>> begin

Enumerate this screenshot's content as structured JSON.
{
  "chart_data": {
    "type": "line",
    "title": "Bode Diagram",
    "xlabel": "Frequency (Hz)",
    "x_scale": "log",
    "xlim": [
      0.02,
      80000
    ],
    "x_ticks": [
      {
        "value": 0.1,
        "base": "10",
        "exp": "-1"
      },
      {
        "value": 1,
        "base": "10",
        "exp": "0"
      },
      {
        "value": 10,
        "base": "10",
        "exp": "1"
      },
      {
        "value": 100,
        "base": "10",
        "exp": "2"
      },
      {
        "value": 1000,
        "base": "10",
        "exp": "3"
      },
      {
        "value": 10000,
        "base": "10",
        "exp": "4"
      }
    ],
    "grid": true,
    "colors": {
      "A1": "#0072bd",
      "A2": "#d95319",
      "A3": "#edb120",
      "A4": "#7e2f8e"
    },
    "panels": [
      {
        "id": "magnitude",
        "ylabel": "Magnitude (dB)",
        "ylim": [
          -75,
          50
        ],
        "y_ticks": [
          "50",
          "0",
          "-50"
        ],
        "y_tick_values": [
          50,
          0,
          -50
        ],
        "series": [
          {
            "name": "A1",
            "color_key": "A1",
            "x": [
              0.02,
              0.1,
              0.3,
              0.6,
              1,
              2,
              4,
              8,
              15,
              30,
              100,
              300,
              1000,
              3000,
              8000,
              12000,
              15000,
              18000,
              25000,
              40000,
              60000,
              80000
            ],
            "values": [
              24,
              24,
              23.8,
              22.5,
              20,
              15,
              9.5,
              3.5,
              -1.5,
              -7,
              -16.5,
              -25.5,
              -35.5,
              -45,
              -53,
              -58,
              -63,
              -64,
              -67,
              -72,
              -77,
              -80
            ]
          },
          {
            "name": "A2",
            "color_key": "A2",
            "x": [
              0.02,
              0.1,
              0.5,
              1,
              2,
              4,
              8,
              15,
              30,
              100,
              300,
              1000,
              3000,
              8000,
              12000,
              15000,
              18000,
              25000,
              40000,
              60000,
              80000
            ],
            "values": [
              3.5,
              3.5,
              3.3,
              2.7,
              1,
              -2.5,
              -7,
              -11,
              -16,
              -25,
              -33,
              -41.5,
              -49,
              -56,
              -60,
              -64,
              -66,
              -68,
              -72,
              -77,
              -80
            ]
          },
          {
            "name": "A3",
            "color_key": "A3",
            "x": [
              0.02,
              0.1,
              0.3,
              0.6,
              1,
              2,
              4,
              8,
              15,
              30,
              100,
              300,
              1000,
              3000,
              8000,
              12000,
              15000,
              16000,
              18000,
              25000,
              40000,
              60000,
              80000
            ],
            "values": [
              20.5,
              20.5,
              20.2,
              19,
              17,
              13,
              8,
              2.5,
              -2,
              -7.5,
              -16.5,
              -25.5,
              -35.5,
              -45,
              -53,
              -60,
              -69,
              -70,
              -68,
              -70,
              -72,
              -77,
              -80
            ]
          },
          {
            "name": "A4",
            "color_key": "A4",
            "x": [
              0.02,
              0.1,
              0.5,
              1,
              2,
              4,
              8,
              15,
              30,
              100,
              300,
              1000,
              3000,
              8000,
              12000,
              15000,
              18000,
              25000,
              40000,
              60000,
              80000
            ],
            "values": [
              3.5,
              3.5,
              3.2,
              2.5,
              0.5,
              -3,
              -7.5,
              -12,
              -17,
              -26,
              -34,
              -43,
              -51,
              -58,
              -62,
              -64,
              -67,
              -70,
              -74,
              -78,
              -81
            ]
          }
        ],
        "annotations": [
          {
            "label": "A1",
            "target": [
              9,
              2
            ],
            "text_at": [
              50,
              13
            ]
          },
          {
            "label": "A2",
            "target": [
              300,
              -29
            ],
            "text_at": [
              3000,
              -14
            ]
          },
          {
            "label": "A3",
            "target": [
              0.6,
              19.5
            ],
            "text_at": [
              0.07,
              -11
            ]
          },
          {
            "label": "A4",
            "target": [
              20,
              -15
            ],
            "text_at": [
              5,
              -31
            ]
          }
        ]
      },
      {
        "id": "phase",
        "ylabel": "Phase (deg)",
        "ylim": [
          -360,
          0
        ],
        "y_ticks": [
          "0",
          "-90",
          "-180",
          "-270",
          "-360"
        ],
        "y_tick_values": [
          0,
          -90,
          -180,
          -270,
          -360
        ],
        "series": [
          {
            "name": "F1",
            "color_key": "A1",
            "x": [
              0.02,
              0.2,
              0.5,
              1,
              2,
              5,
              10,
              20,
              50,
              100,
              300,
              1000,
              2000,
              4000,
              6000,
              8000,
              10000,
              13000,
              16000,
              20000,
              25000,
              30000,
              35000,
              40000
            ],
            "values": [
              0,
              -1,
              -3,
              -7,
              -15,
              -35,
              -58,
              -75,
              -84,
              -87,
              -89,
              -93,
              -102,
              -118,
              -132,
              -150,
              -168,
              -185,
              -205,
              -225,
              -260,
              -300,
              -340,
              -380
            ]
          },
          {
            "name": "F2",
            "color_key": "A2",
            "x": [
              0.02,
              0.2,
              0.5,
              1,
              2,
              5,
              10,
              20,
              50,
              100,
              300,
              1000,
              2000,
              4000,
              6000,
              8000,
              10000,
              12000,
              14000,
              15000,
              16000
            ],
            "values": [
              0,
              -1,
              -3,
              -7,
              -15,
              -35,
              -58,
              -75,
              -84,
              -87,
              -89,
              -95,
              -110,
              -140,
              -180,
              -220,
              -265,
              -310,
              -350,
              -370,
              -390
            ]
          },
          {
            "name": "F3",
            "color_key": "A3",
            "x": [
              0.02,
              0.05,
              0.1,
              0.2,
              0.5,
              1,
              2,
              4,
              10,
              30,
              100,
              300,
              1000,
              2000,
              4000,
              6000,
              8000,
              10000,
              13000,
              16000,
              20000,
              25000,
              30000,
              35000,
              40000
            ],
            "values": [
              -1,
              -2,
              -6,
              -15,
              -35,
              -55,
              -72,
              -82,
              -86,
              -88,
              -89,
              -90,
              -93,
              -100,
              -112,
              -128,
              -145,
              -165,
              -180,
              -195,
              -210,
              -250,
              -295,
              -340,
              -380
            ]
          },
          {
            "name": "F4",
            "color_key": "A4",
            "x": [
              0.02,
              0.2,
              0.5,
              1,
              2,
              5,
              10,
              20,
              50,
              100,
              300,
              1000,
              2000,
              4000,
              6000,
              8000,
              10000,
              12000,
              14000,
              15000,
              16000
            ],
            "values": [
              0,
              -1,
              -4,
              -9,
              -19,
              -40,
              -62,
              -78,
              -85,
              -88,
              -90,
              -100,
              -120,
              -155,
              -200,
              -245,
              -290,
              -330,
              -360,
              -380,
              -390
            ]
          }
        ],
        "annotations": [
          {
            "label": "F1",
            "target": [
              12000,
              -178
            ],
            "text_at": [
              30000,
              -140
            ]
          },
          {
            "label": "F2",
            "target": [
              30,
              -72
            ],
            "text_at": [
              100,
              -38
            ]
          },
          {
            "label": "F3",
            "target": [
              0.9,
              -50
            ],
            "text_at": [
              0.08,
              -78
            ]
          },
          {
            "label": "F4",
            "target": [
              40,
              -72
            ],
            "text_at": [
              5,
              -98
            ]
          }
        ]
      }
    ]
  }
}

>> end

◆ **Job**
Return all of the entries exactly as written.

◆ **Task response**
Enumerate this screenshot's content as structured JSON.
{
  "chart_data": {
    "type": "line",
    "title": "Bode Diagram",
    "xlabel": "Frequency (Hz)",
    "x_scale": "log",
    "xlim": [
      0.02,
      80000
    ],
    "x_ticks": [
      {
        "value": 0.1,
        "base": "10",
        "exp": "-1"
      },
      {
        "value": 1,
        "base": "10",
        "exp": "0"
      },
      {
        "value": 10,
        "base": "10",
        "exp": "1"
      },
      {
        "value": 100,
        "base": "10",
        "exp": "2"
      },
      {
        "value": 1000,
        "base": "10",
        "exp": "3"
      },
      {
        "value": 10000,
        "base": "10",
        "exp": "4"
      }
    ],
    "grid": true,
    "colors": {
      "A1": "#0072bd",
      "A2": "#d95319",
      "A3": "#edb120",
      "A4": "#7e2f8e"
    },
    "panels": [
      {
        "id": "magnitude",
        "ylabel": "Magnitude (dB)",
        "ylim": [
          -75,
          50
        ],
        "y_ticks": [
          "50",
          "0",
          "-50"
        ],
        "y_tick_values": [
          50,
          0,
          -50
        ],
        "series": [
          {
            "name": "A1",
            "color_key": "A1",
            "x": [
              0.02,
              0.1,
              0.3,
              0.6,
              1,
              2,
              4,
              8,
              15,
              30,
              100,
              300,
              1000,
              3000,
              8000,
              12000,
              15000,
              18000,
              25000,
              40000,
              60000,
              80000
            ],
            "values": [
              24,
              24,
              23.8,
              22.5,
              20,
              15,
              9.5,
              3.5,
              -1.5,
              -7,
              -16.5,
              -25.5,
              -35.5,
              -45,
              -53,
              -58,
              -63,
              -64,
              -67,
              -72,
              -77,
              -80
            ]
          },
          {
            "name": "A2",
            "color_key": "A2",
            "x": [
              0.02,
              0.1,
              0.5,
              1,
              2,
              4,
              8,
              15,
              30,
              100,
              300,
              1000,
              3000,
              8000,
              12000,
              15000,
              18000,
              25000,
              40000,
              60000,
              80000
            ],
            "values": [
              3.5,
              3.5,
              3.3,
              2.7,
              1,
              -2.5,
              -7,
              -11,
              -16,
              -25,
              -33,
              -41.5,
              -49,
              -56,
              -60,
              -64,
              -66,
              -68,
              -72,
              -77,
              -80
            ]
          },
          {
            "name": "A3",
            "color_key": "A3",
            "x": [
              0.02,
              0.1,
              0.3,
              0.6,
              1,
              2,
              4,
              8,
              15,
              30,
              100,
              300,
              1000,
              3000,
              8000,
              12000,
              15000,
              16000,
              18000,
              25000,
              40000,
              60000,
              80000
            ],
            "values": [
              20.5,
              20.5,
              20.2,
              19,
              17,
              13,
              8,
              2.5,
              -2,
              -7.5,
              -16.5,
              -25.5,
              -35.5,
              -45,
              -53,
              -60,
              -69,
              -70,
              -68,
              -70,
              -72,
              -77,
              -80
            ]
          },
          {
            "name": "A4",
            "color_key": "A4",
            "x": [
              0.02,
              0.1,
              0.5,
              1,
              2,
              4,
              8,
              15,
              30,
              100,
              300,
              1000,
              3000,
              8000,
              12000,
              15000,
              18000,
              25000,
              40000,
              60000,
              80000
            ],
            "values": [
              3.5,
              3.5,
              3.2,
              2.5,
              0.5,
              -3,
              -7.5,
              -12,
              -17,
              -26,
              -34,
              -43,
              -51,
              -58,
              -62,
              -64,
              -67,
              -70,
              -74,
              -78,
              -81
            ]
          }
        ],
        "annotations": [
          {
            "label": "A1",
            "target": [
              9,
              2
            ],
            "text_at": [
              50,
              13
            ]
          },
          {
            "label": "A2",
            "target": [
              300,
              -29
            ],
            "text_at": [
              3000,
              -14
            ]
          },
          {
            "label": "A3",
            "target": [
              0.6,
              19.5
            ],
            "text_at": [
              0.07,
              -11
            ]
          },
          {
            "label": "A4",
            "target": [
              20,
              -15
            ],
            "text_at": [
              5,
              -31
            ]
          }
        ]
      },
      {
        "id": "phase",
        "ylabel": "Phase (deg)",
        "ylim": [
          -360,
          0
        ],
        "y_ticks": [
          "0",
          "-90",
          "-180",
          "-270",
          "-360"
        ],
        "y_tick_values": [
          0,
          -90,
          -180,
          -270,
          -360
        ],
        "series": [
          {
            "name": "F1",
            "color_key": "A1",
            "x": [
              0.02,
              0.2,
              0.5,
              1,
              2,
              5,
              10,
              20,
              50,
              100,
              300,
              1000,
              2000,
              4000,
              6000,
              8000,
              10000,
              13000,
              16000,
              20000,
              25000,
              30000,
              35000,
              40000
            ],
            "values": [
              0,
              -1,
              -3,
              -7,
              -15,
              -35,
              -58,
              -75,
              -84,
              -87,
              -89,
              -93,
              -102,
              -118,
              -132,
              -150,
              -168,
              -185,
              -205,
              -225,
              -260,
              -300,
              -340,
              -380
            ]
          },
          {
            "name": "F2",
            "color_key": "A2",
            "x": [
              0.02,
              0.2,
              0.5,
              1,
              2,
              5,
              10,
              20,
              50,
              100,
              300,
              1000,
              2000,
              4000,
              6000,
              8000,
              10000,
              12000,
              14000,
              15000,
              16000
            ],
            "values": [
              0,
              -1,
              -3,
              -7,
              -15,
              -35,
              -58,
              -75,
              -84,
              -87,
              -89,
              -95,
              -110,
              -140,
              -180,
              -220,
              -265,
              -310,
              -350,
              -370,
              -390
            ]
          },
          {
            "name": "F3",
            "color_key": "A3",
            "x": [
              0.02,
              0.05,
              0.1,
              0.2,
              0.5,
              1,
              2,
              4,
              10,
              30,
              100,
              300,
              1000,
              2000,
              4000,
              6000,
              8000,
              10000,
              13000,
              16000,
              20000,
              25000,
              30000,
              35000,
              40000
            ],
            "values": [
              -1,
              -2,
              -6,
              -15,
              -35,
              -55,
              -72,
              -82,
              -86,
              -88,
              -89,
              -90,
              -93,
              -100,
              -112,
              -128,
              -145,
              -165,
              -180,
              -195,
              -210,
              -250,
              -295,
              -340,
              -380
            ]
          },
          {
            "name": "F4",
            "color_key": "A4",
            "x": [
              0.02,
              0.2,
              0.5,
              1,
              2,
              5,
              10,
              20,
              50,
              100,
              300,
              1000,
              2000,
              4000,
              6000,
              8000,
              10000,
              12000,
              14000,
              15000,
              16000
            ],
            "values": [
              0,
              -1,
              -4,
              -9,
              -19,
              -40,
              -62,
              -78,
              -85,
              -88,
              -90,
              -100,
              -120,
              -155,
              -200,
              -245,
              -290,
              -330,
              -360,
              -380,
              -390
            ]
          }
        ],
        "annotations": [
          {
            "label": "F1",
            "target": [
              12000,
              -178
            ],
            "text_at": [
              30000,
              -140
            ]
          },
          {
            "label": "F2",
            "target": [
              30,
              -72
            ],
            "text_at": [
              100,
              -38
            ]
          },
          {
            "label": "F3",
            "target": [
              0.9,
              -50
            ],
            "text_at": [
              0.08,
              -78
            ]
          },
          {
            "label": "F4",
            "target": [
              40,
              -72
            ],
            "text_at": [
              5,
              -98
            ]
          }
        ]
      }
    ]
  }
}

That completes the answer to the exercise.